Pick out all lines of the entries that include the word "principali" and copy them.

---------------

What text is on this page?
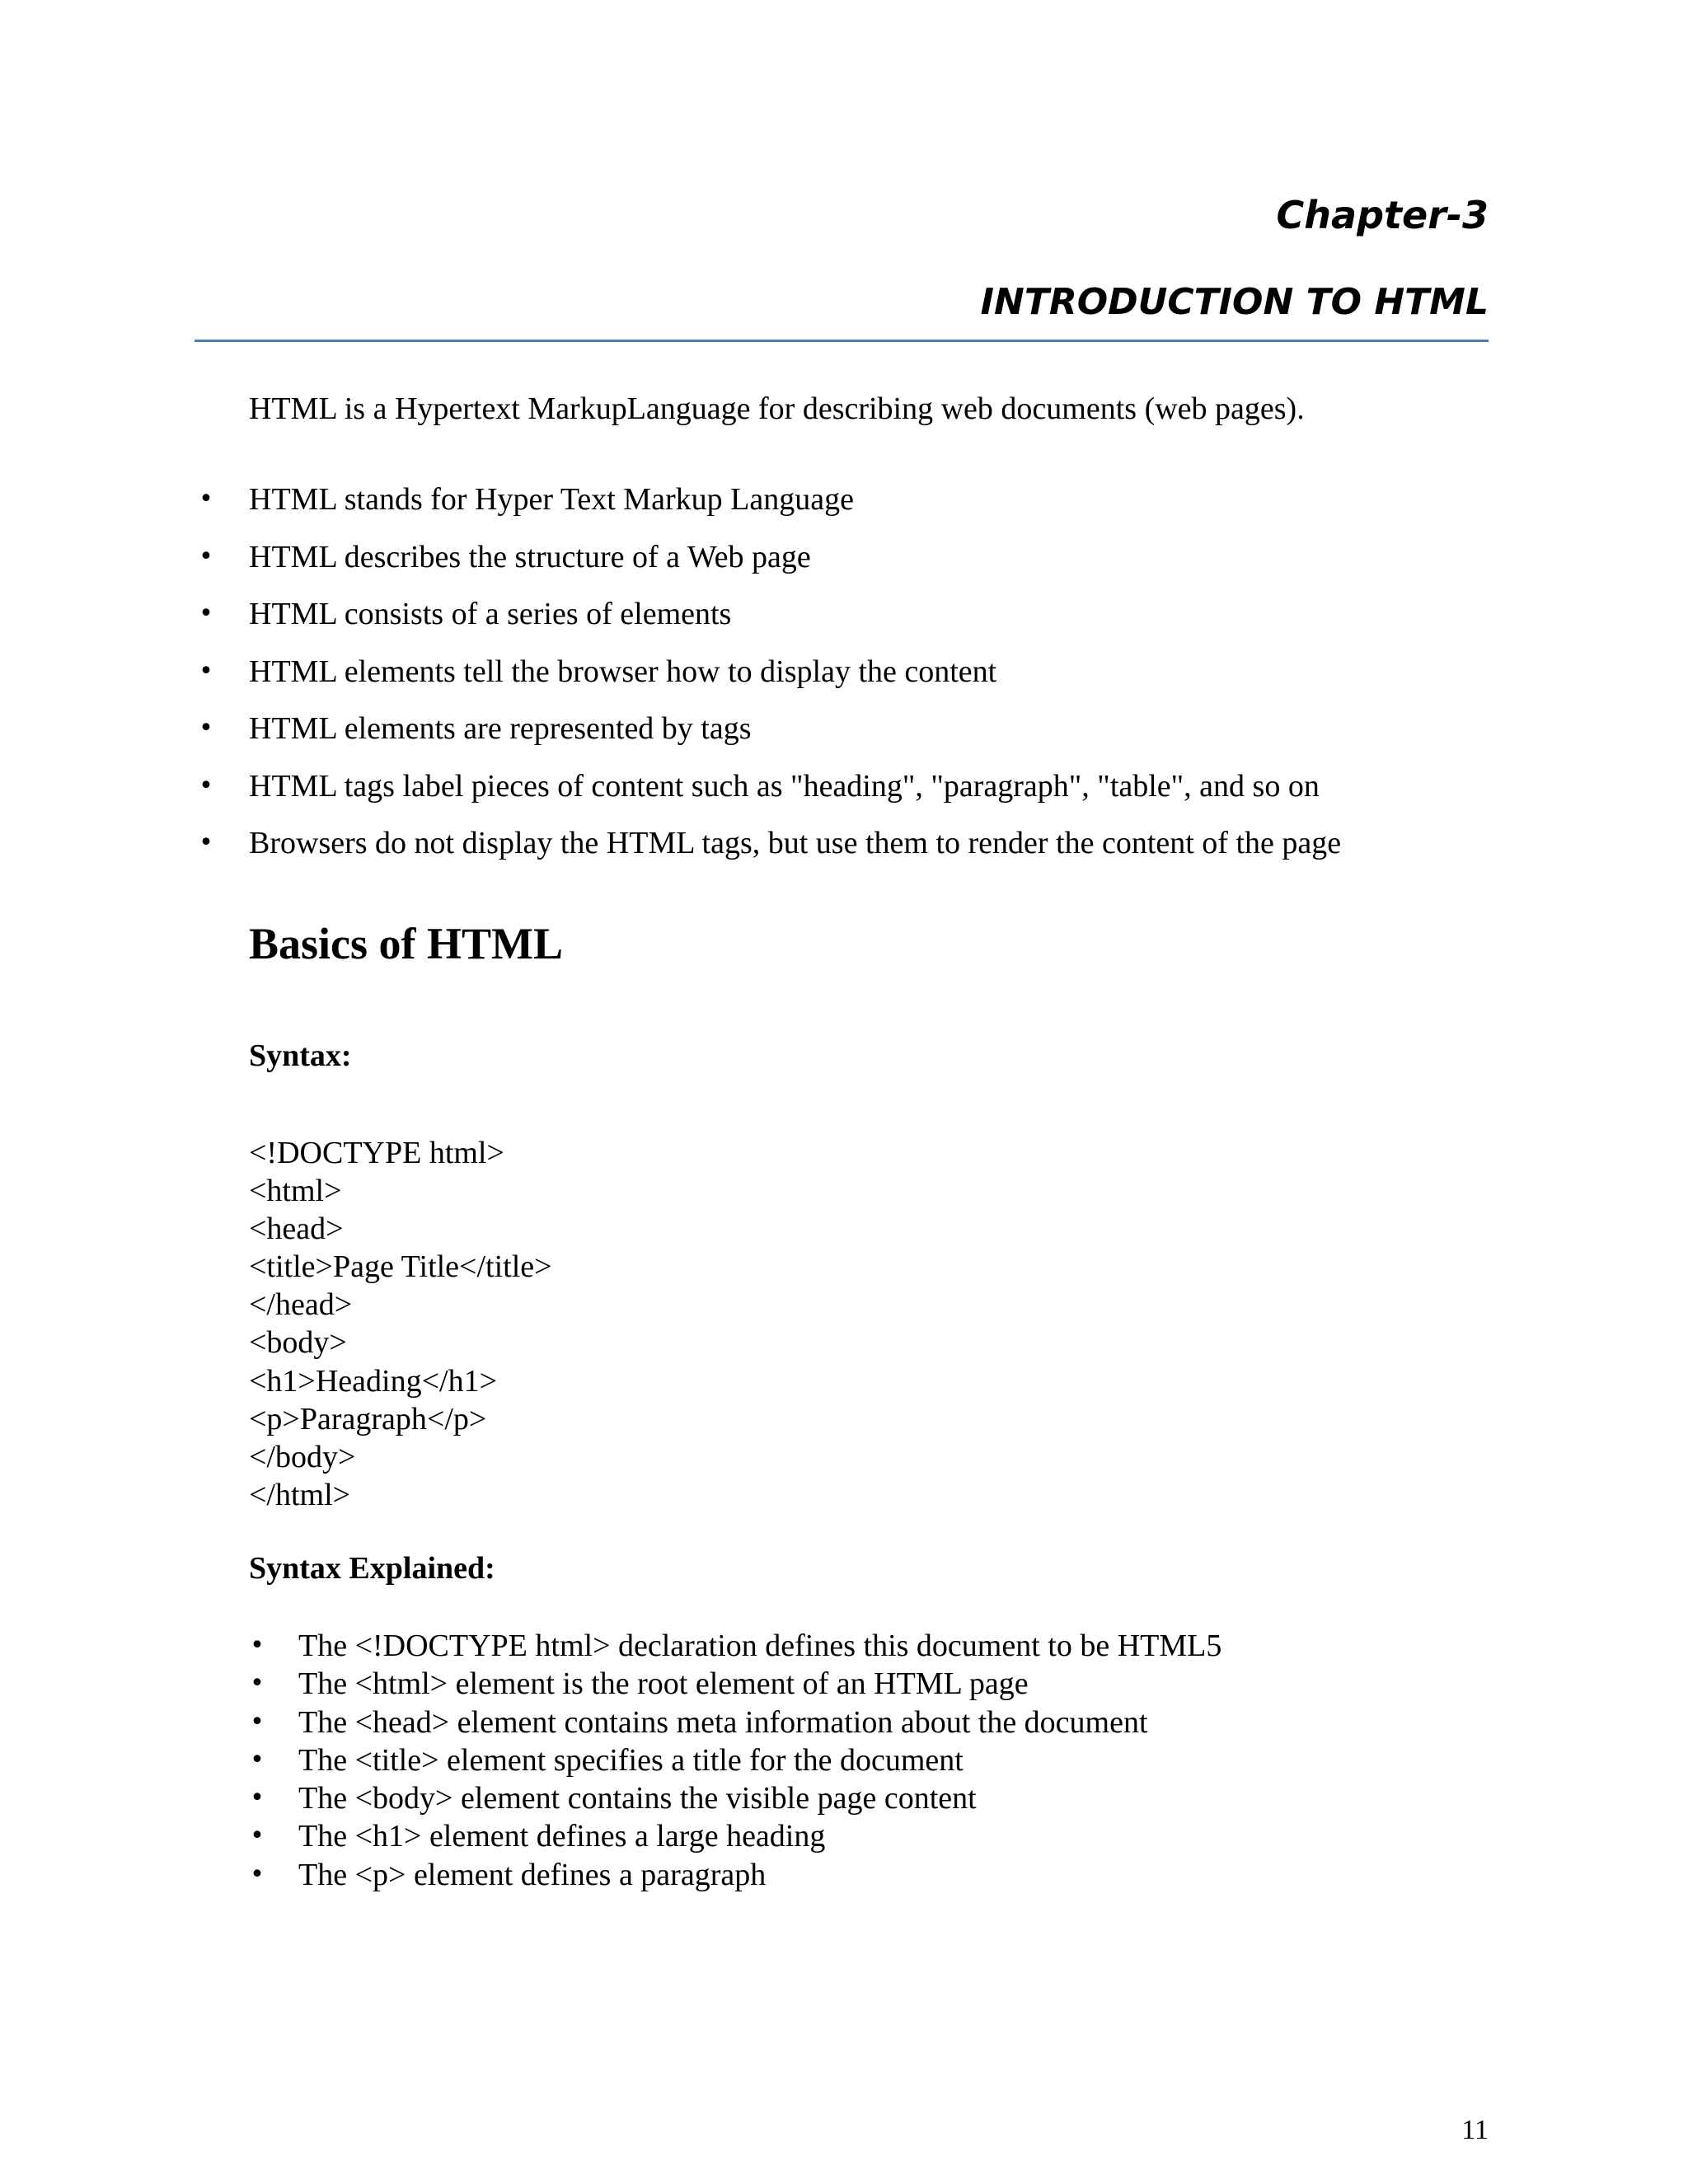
Chapter-3
INTRODUCTION TO HTML

HTML is a Hypertext MarkupLanguage for describing web documents (web pages).

• HTML stands for Hyper Text Markup Language
• HTML describes the structure of a Web page
• HTML consists of a series of elements
• HTML elements tell the browser how to display the content
• HTML elements are represented by tags
• HTML tags label pieces of content such as "heading", "paragraph", "table", and so on
• Browsers do not display the HTML tags, but use them to render the content of the page
Basics of HTML
Syntax:
<!DOCTYPE html>
<html>
<head>
<title>Page Title</title>
</head>
<body>
<h1>Heading</h1>
<p>Paragraph</p>
</body>
</html>
Syntax Explained:
• The <!DOCTYPE html> declaration defines this document to be HTML5
• The <html> element is the root element of an HTML page
• The <head> element contains meta information about the document
• The <title> element specifies a title for the document
• The <body> element contains the visible page content
• The <h1> element defines a large heading
• The <p> element defines a paragraph
11
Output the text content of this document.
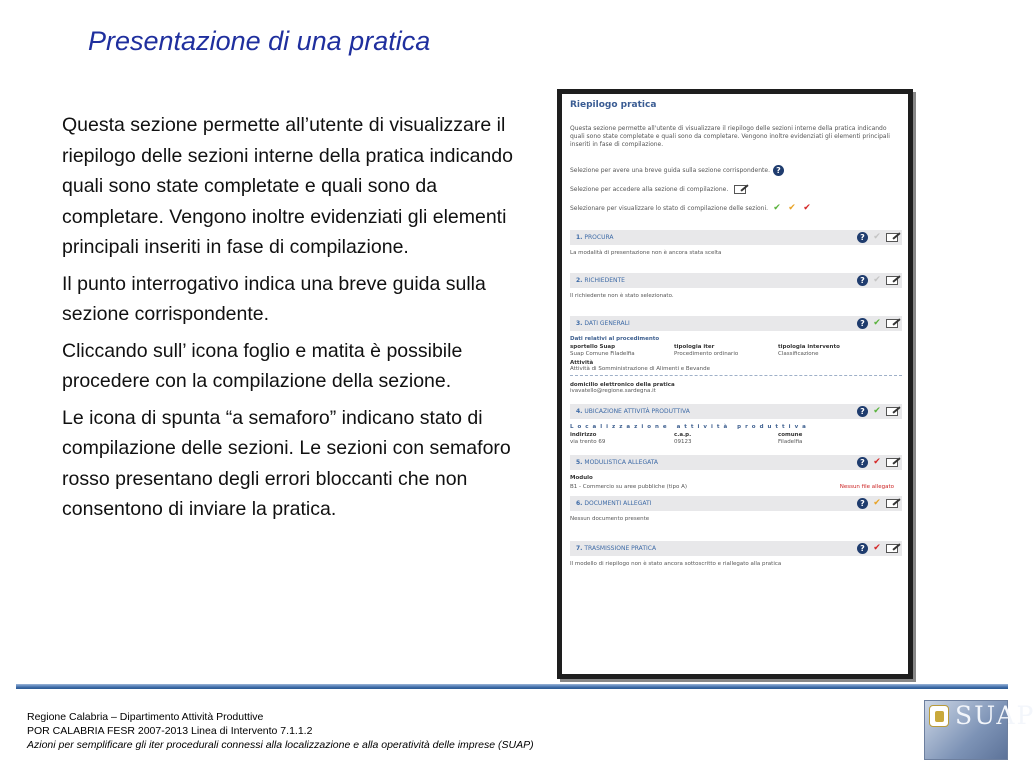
Presentazione di una pratica

Questa sezione permette all’utente di visualizzare il riepilogo delle sezioni interne della pratica indicando quali sono state completate e quali sono da completare. Vengono inoltre evidenziati gli elementi principali inseriti in fase di compilazione.

Il punto interrogativo indica una breve guida sulla sezione corrispondente.

Cliccando sull’ icona foglio e matita è possibile procedere con la compilazione della sezione.

Le icona di spunta “a semaforo” indicano stato di compilazione delle sezioni. Le sezioni con semaforo rosso presentano degli errori bloccanti che non consentono di inviare la pratica.

Riepilogo pratica
Questa sezione permette all'utente di visualizzare il riepilogo delle sezioni interne della pratica indicando quali sono state completate e quali sono da completare. Vengono inoltre evidenziati gli elementi principali inseriti in fase di compilazione.
Selezione per avere una breve guida sulla sezione corrispondente. ?
Selezione per accedere alla sezione di compilazione.
Selezionare per visualizzare lo stato di compilazione delle sezioni. ✔ ✔ ✔
1. PROCURA	? ✔
La modalità di presentazione non è ancora stata scelta
2. RICHIEDENTE	? ✔
Il richiedente non è stato selezionato.
3. DATI GENERALI	? ✔
Dati relativi al procedimento
sportello Suap	tipologia iter	tipologia intervento
Suap Comune Filadelfia	Procedimento ordinario	Classificazione
Attività
Attività di Somministrazione di Alimenti e Bevande
domicilio elettronico della pratica
ivavatello@regione.sardegna.it
4. UBICAZIONE ATTIVITÀ PRODUTTIVA	? ✔
Localizzazione attività produttiva
indirizzo	c.a.p.	comune
via trento 69	09123	Filadelfia
5. MODULISTICA ALLEGATA	? ✔
Modulo
B1 - Commercio su aree pubbliche (tipo A)	Nessun file allegato
6. DOCUMENTI ALLEGATI	? ✔
Nessun documento presente
7. TRASMISSIONE PRATICA	? ✔
Il modello di riepilogo non è stato ancora sottoscritto e riallegato alla pratica
Regione Calabria – Dipartimento Attività Produttive
POR CALABRIA FESR 2007-2013 Linea di Intervento 7.1.1.2
Azioni per semplificare gli iter procedurali connessi alla localizzazione e alla operatività delle imprese (SUAP)
SUAP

---------------

In response.
Questa sezione permette all’utente di visualizzare il riepilogo delle sezioni interne della pratica indicando quali sono state completate e quali sono da completare. Vengono inoltre evidenziati gli elementi principali inseriti in fase di compilazione.
Questa sezione permette all'utente di visualizzare il riepilogo delle sezioni interne della pratica indicando quali sono state completate e quali sono da completare. Vengono inoltre evidenziati gli elementi principali inseriti in fase di compilazione.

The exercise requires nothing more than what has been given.